---------- Input material ----------
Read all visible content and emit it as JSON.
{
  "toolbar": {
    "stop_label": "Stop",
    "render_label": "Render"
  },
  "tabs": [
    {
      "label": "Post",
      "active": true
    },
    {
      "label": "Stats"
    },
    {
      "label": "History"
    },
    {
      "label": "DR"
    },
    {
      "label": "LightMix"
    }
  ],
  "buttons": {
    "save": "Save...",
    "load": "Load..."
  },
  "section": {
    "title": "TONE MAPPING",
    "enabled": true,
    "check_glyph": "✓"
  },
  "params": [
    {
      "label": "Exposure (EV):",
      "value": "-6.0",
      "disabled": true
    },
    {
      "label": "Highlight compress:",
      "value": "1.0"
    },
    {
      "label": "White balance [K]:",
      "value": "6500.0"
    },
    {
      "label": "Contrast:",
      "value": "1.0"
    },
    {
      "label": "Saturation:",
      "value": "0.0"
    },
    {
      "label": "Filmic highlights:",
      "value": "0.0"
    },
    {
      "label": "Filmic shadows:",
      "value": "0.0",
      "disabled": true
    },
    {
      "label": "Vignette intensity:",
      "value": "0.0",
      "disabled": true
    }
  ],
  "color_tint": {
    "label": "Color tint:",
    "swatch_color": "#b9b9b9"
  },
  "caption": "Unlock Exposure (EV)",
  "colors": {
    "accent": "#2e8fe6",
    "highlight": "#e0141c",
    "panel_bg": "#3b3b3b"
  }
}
----------
Transcribe the full listing above without leaving anything out.

• Correct output:
Read all visible content and emit it as JSON.
{
  "toolbar": {
    "stop_label": "Stop",
    "render_label": "Render"
  },
  "tabs": [
    {
      "label": "Post",
      "active": true
    },
    {
      "label": "Stats"
    },
    {
      "label": "History"
    },
    {
      "label": "DR"
    },
    {
      "label": "LightMix"
    }
  ],
  "buttons": {
    "save": "Save...",
    "load": "Load..."
  },
  "section": {
    "title": "TONE MAPPING",
    "enabled": true,
    "check_glyph": "✓"
  },
  "params": [
    {
      "label": "Exposure (EV):",
      "value": "-6.0",
      "disabled": true
    },
    {
      "label": "Highlight compress:",
      "value": "1.0"
    },
    {
      "label": "White balance [K]:",
      "value": "6500.0"
    },
    {
      "label": "Contrast:",
      "value": "1.0"
    },
    {
      "label": "Saturation:",
      "value": "0.0"
    },
    {
      "label": "Filmic highlights:",
      "value": "0.0"
    },
    {
      "label": "Filmic shadows:",
      "value": "0.0",
      "disabled": true
    },
    {
      "label": "Vignette intensity:",
      "value": "0.0",
      "disabled": true
    }
  ],
  "color_tint": {
    "label": "Color tint:",
    "swatch_color": "#b9b9b9"
  },
  "caption": "Unlock Exposure (EV)",
  "colors": {
    "accent": "#2e8fe6",
    "highlight": "#e0141c",
    "panel_bg": "#3b3b3b"
  }
}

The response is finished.